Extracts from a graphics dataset
»»

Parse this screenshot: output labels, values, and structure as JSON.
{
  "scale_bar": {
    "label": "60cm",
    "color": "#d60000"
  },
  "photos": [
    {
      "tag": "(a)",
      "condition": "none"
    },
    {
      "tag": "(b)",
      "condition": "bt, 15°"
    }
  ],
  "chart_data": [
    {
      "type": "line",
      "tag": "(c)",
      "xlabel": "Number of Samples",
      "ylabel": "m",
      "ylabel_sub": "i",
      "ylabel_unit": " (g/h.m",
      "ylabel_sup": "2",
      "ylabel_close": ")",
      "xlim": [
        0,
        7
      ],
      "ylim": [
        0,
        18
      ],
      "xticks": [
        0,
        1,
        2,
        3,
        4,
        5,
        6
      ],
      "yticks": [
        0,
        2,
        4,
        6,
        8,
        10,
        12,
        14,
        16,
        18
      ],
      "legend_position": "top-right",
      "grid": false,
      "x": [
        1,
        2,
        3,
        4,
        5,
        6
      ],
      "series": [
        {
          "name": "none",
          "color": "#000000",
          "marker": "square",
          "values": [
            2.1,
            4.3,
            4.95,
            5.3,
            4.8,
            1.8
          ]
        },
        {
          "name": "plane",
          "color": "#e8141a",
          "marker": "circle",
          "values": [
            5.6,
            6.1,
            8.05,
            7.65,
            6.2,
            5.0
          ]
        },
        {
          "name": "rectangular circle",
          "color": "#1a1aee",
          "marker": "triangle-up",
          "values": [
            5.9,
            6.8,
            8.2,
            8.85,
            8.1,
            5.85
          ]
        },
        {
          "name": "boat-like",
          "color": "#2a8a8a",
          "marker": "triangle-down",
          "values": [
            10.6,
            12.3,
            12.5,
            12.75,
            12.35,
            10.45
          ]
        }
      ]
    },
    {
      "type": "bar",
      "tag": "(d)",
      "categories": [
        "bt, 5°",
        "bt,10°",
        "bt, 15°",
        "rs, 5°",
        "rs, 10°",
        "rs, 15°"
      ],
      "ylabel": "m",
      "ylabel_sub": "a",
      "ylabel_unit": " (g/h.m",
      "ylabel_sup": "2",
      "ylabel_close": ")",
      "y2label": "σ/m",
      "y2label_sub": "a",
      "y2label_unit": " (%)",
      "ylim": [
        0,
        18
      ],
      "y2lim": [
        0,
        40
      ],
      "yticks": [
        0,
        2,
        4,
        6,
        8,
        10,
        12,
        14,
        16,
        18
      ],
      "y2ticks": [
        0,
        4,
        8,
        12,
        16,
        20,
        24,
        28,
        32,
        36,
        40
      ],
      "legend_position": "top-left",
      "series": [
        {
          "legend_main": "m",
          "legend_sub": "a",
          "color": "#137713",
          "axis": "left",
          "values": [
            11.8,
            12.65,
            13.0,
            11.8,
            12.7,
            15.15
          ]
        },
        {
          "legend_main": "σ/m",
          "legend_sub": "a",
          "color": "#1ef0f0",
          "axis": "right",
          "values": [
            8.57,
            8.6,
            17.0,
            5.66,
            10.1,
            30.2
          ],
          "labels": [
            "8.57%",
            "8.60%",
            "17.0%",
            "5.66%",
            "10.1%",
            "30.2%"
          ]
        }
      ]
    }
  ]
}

««

All lines above containing the string "labels" are to be collected.

> [The completed task]
Parse this screenshot: output labels, values, and structure as JSON.
          "labels": [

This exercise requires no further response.